- _Task to complete_: Copy out the records in full, word for word, without pictures.
== == ==
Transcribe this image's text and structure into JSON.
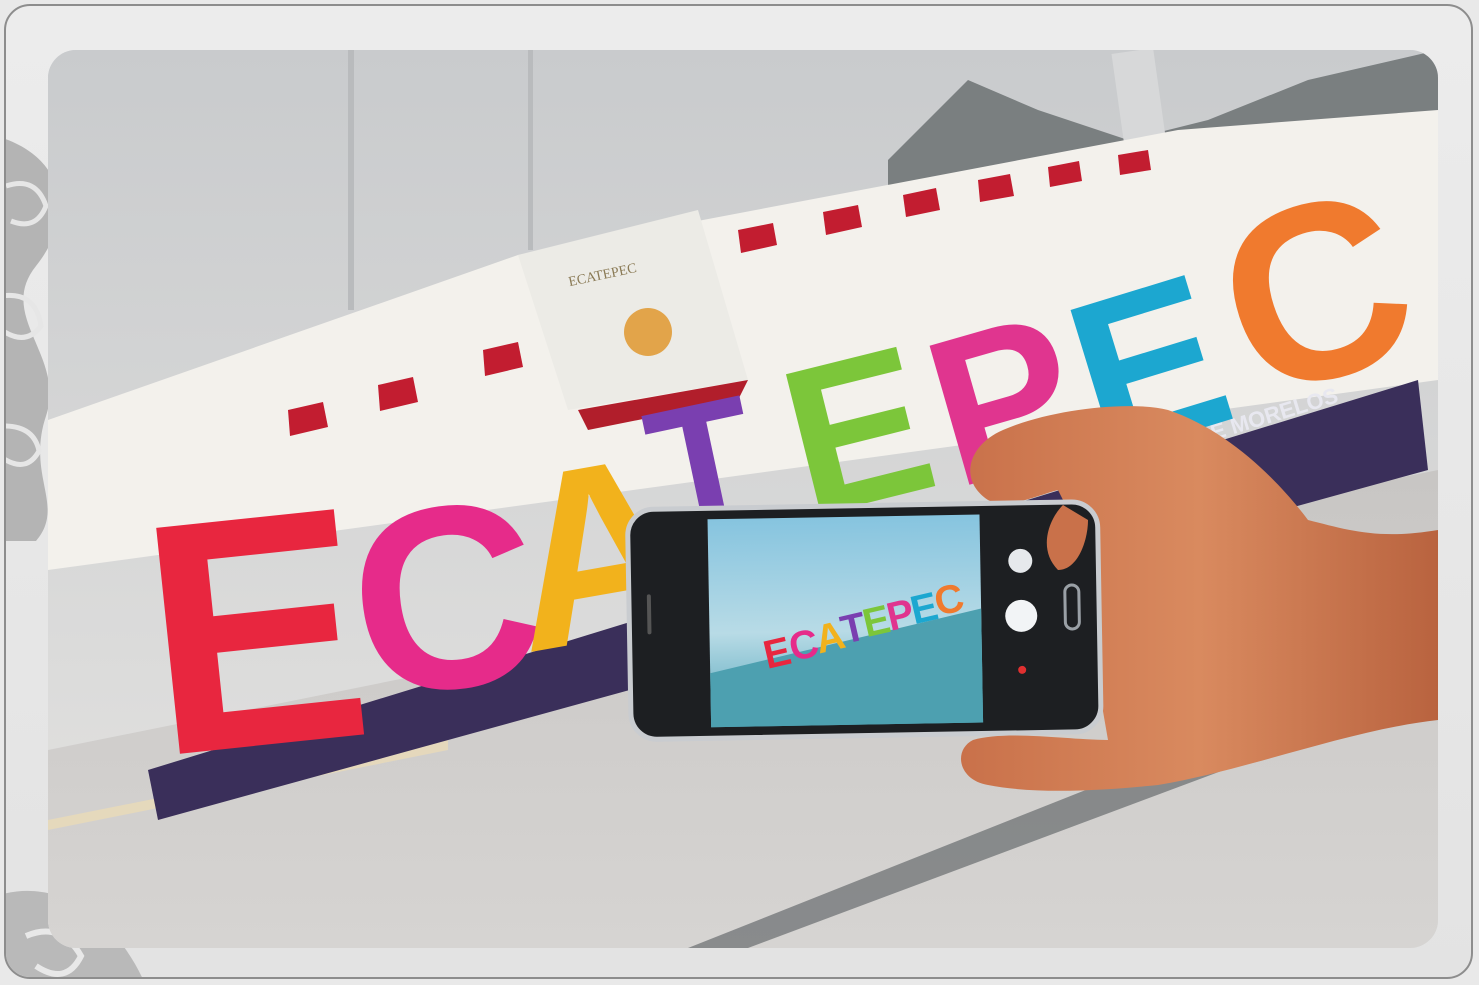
{
  "photo": {
    "sign_letters": [
      "E",
      "C",
      "A",
      "T",
      "E",
      "P",
      "E",
      "C"
    ],
    "sign_subtitle": "DE MORELOS",
    "building_plaque": "ECATEPEC",
    "colors": {
      "red": "#e8263f",
      "magenta": "#e62b8a",
      "yellow": "#f2b21c",
      "purple": "#7a3fb0",
      "green": "#7cc63a",
      "pink": "#e0358f",
      "cyan": "#1ca7d0",
      "orange": "#f07a2e",
      "base": "#3a2f5a",
      "sky": "#d9dadb",
      "wall": "#f3f1ec",
      "awning": "#c21d30"
    }
  }
}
== == ==
- _Complete output_:
Transcribe this image's text and structure into JSON.
{
  "photo": {
    "sign_letters": [
      "E",
      "C",
      "A",
      "T",
      "E",
      "P",
      "E",
      "C"
    ],
    "sign_subtitle": "DE MORELOS",
    "building_plaque": "ECATEPEC",
    "colors": {
      "red": "#e8263f",
      "magenta": "#e62b8a",
      "yellow": "#f2b21c",
      "purple": "#7a3fb0",
      "green": "#7cc63a",
      "pink": "#e0358f",
      "cyan": "#1ca7d0",
      "orange": "#f07a2e",
      "base": "#3a2f5a",
      "sky": "#d9dadb",
      "wall": "#f3f1ec",
      "awning": "#c21d30"
    }
  }
}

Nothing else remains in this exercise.